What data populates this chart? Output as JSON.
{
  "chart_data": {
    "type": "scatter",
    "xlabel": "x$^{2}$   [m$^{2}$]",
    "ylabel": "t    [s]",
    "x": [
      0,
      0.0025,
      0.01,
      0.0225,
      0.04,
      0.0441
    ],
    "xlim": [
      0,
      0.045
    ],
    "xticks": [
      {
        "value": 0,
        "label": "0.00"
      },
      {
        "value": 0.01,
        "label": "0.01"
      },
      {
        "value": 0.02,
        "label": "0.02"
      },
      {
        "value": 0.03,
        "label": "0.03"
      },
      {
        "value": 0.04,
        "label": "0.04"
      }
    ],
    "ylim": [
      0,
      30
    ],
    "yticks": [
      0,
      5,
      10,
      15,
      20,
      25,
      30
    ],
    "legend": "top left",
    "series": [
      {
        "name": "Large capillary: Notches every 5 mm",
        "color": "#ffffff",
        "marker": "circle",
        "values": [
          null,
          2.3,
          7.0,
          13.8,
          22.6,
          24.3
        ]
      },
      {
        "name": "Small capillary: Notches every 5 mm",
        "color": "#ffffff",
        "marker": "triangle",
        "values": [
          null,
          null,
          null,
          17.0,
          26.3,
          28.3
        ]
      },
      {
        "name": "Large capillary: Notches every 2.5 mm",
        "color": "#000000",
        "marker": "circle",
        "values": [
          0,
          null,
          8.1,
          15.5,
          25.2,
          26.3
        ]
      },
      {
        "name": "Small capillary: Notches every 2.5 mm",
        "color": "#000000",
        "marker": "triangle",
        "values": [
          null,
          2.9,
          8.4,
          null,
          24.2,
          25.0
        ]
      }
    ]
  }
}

◆ Task goal ◆
Repeat the records above in full, character for character.

◆ The solution ◆
What data populates this chart? Output as JSON.
{
  "chart_data": {
    "type": "scatter",
    "xlabel": "x$^{2}$   [m$^{2}$]",
    "ylabel": "t    [s]",
    "x": [
      0,
      0.0025,
      0.01,
      0.0225,
      0.04,
      0.0441
    ],
    "xlim": [
      0,
      0.045
    ],
    "xticks": [
      {
        "value": 0,
        "label": "0.00"
      },
      {
        "value": 0.01,
        "label": "0.01"
      },
      {
        "value": 0.02,
        "label": "0.02"
      },
      {
        "value": 0.03,
        "label": "0.03"
      },
      {
        "value": 0.04,
        "label": "0.04"
      }
    ],
    "ylim": [
      0,
      30
    ],
    "yticks": [
      0,
      5,
      10,
      15,
      20,
      25,
      30
    ],
    "legend": "top left",
    "series": [
      {
        "name": "Large capillary: Notches every 5 mm",
        "color": "#ffffff",
        "marker": "circle",
        "values": [
          null,
          2.3,
          7.0,
          13.8,
          22.6,
          24.3
        ]
      },
      {
        "name": "Small capillary: Notches every 5 mm",
        "color": "#ffffff",
        "marker": "triangle",
        "values": [
          null,
          null,
          null,
          17.0,
          26.3,
          28.3
        ]
      },
      {
        "name": "Large capillary: Notches every 2.5 mm",
        "color": "#000000",
        "marker": "circle",
        "values": [
          0,
          null,
          8.1,
          15.5,
          25.2,
          26.3
        ]
      },
      {
        "name": "Small capillary: Notches every 2.5 mm",
        "color": "#000000",
        "marker": "triangle",
        "values": [
          null,
          2.9,
          8.4,
          null,
          24.2,
          25.0
        ]
      }
    ]
  }
}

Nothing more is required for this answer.